Copy the lines holding the word "египтян", all of them.
* Begin *
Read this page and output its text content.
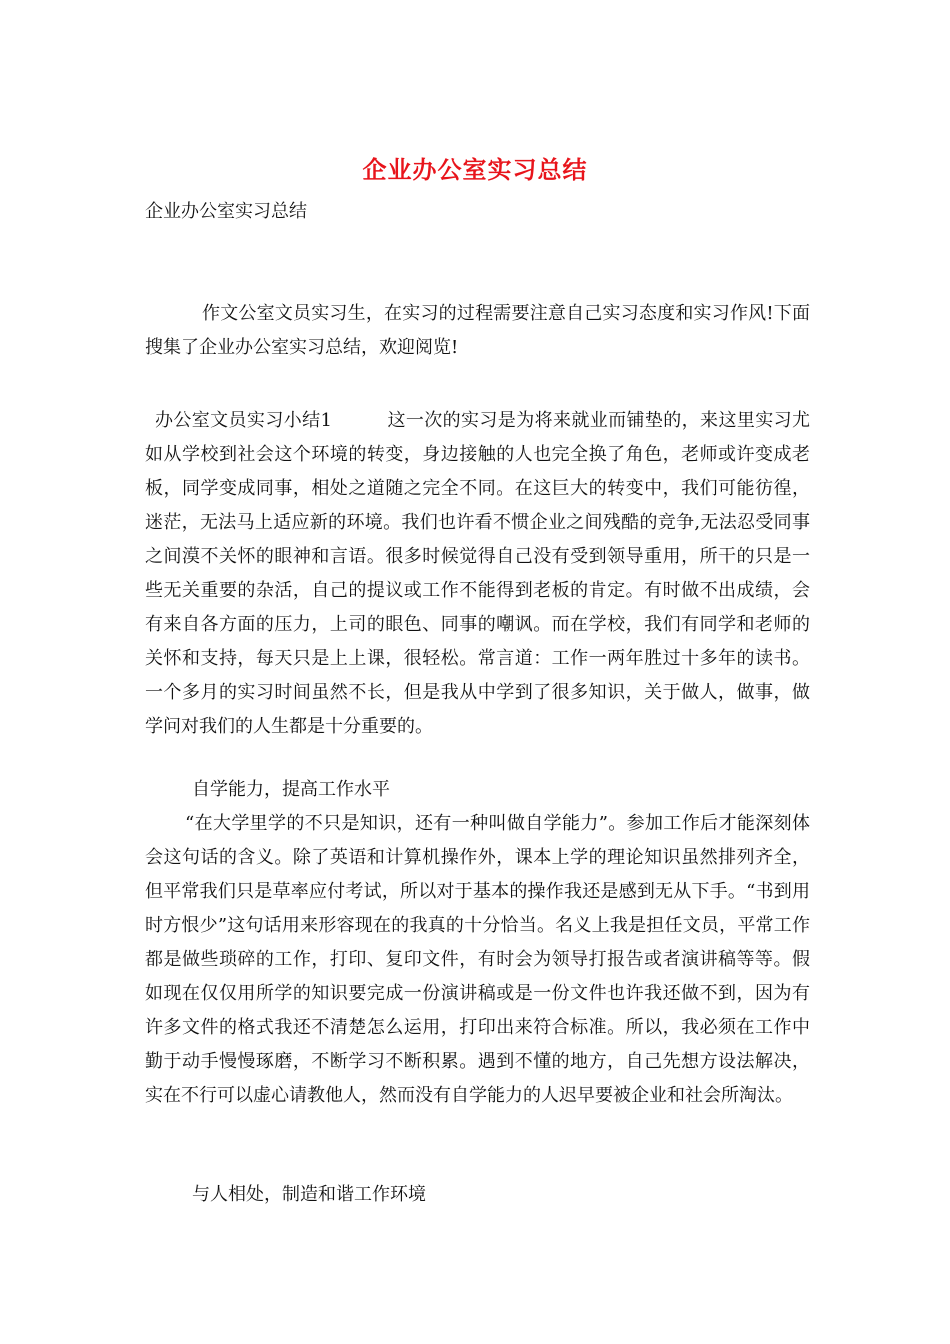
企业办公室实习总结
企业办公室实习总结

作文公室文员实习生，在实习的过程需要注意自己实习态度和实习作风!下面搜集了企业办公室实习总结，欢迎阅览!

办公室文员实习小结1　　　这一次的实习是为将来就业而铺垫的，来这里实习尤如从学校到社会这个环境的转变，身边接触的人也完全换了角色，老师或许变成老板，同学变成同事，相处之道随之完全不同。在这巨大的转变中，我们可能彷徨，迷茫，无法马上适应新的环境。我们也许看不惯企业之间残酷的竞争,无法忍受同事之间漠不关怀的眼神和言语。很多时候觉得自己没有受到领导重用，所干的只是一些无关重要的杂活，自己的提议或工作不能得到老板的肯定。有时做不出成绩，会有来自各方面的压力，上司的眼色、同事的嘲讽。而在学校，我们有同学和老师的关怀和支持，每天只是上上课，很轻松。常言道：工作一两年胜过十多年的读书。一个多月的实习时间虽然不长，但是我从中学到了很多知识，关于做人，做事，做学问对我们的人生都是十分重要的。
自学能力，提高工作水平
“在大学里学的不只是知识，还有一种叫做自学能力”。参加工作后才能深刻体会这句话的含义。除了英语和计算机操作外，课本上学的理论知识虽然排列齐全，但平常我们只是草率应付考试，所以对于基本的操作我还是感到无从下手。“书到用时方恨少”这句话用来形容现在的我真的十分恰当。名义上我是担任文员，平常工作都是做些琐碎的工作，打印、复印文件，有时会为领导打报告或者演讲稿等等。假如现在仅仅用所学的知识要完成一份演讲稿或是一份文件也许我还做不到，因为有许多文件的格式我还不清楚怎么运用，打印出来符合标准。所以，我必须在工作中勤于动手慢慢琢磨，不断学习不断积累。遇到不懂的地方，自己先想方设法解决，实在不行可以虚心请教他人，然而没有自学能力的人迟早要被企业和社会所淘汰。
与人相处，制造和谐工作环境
* End *
* Begin *
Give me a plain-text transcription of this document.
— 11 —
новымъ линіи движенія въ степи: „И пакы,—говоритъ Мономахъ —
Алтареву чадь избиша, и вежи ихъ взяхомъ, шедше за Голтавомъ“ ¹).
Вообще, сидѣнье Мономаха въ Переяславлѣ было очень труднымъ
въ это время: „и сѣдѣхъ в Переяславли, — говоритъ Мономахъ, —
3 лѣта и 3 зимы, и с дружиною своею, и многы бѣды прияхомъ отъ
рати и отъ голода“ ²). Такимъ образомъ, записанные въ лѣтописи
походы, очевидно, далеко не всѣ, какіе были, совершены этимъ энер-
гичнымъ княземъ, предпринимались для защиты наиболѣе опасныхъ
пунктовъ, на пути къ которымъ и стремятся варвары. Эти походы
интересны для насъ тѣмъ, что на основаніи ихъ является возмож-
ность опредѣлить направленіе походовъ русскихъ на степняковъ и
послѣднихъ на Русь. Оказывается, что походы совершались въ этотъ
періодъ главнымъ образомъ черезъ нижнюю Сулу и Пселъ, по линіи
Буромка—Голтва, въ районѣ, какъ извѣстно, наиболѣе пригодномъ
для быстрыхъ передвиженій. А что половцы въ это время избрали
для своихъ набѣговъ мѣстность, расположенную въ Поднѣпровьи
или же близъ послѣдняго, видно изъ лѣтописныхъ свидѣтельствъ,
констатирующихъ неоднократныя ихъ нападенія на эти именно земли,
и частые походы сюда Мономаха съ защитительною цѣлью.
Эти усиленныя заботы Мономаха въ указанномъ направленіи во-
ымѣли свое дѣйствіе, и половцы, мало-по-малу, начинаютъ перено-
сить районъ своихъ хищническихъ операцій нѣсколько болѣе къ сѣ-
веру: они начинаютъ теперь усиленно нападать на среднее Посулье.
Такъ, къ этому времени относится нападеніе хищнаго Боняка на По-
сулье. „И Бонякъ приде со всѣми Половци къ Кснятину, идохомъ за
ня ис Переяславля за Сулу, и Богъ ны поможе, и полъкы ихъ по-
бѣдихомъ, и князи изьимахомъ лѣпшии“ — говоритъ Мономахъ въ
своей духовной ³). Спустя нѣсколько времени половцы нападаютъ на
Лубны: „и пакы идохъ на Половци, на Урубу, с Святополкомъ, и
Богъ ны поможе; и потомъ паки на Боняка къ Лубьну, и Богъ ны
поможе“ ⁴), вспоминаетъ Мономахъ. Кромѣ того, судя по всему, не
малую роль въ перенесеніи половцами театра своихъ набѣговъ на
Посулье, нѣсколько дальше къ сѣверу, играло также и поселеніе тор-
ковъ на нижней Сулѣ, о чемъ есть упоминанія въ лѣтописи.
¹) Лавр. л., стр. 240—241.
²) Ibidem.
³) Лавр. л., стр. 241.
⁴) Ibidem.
* End *
* Begin *
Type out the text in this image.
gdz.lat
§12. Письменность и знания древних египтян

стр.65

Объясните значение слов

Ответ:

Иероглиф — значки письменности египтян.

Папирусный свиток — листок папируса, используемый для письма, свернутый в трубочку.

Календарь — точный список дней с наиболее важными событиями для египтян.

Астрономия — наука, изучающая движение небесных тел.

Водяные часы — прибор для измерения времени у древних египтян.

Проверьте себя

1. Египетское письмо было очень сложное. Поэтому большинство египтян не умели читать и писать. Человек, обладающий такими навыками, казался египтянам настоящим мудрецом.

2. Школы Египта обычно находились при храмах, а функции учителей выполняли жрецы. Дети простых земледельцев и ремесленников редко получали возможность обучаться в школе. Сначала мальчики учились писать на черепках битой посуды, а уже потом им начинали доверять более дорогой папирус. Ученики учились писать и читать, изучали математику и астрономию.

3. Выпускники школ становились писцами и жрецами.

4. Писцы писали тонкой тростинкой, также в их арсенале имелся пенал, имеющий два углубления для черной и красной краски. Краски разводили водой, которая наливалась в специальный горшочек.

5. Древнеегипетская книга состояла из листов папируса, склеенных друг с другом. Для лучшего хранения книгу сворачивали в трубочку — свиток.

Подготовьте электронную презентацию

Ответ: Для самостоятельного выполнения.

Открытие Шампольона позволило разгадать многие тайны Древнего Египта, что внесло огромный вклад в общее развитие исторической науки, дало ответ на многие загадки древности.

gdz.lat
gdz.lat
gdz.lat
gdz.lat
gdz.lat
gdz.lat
* End *
Worked solution>
§12. Письменность и знания древних египтян
Иероглиф — значки письменности египтян.
Календарь — точный список дней с наиболее важными событиями для египтян.
Водяные часы — прибор для измерения времени у древних египтян.
1. Египетское письмо было очень сложное. Поэтому большинство египтян не умели читать и писать. Человек, обладающий такими навыками, казался египтянам настоящим мудрецом.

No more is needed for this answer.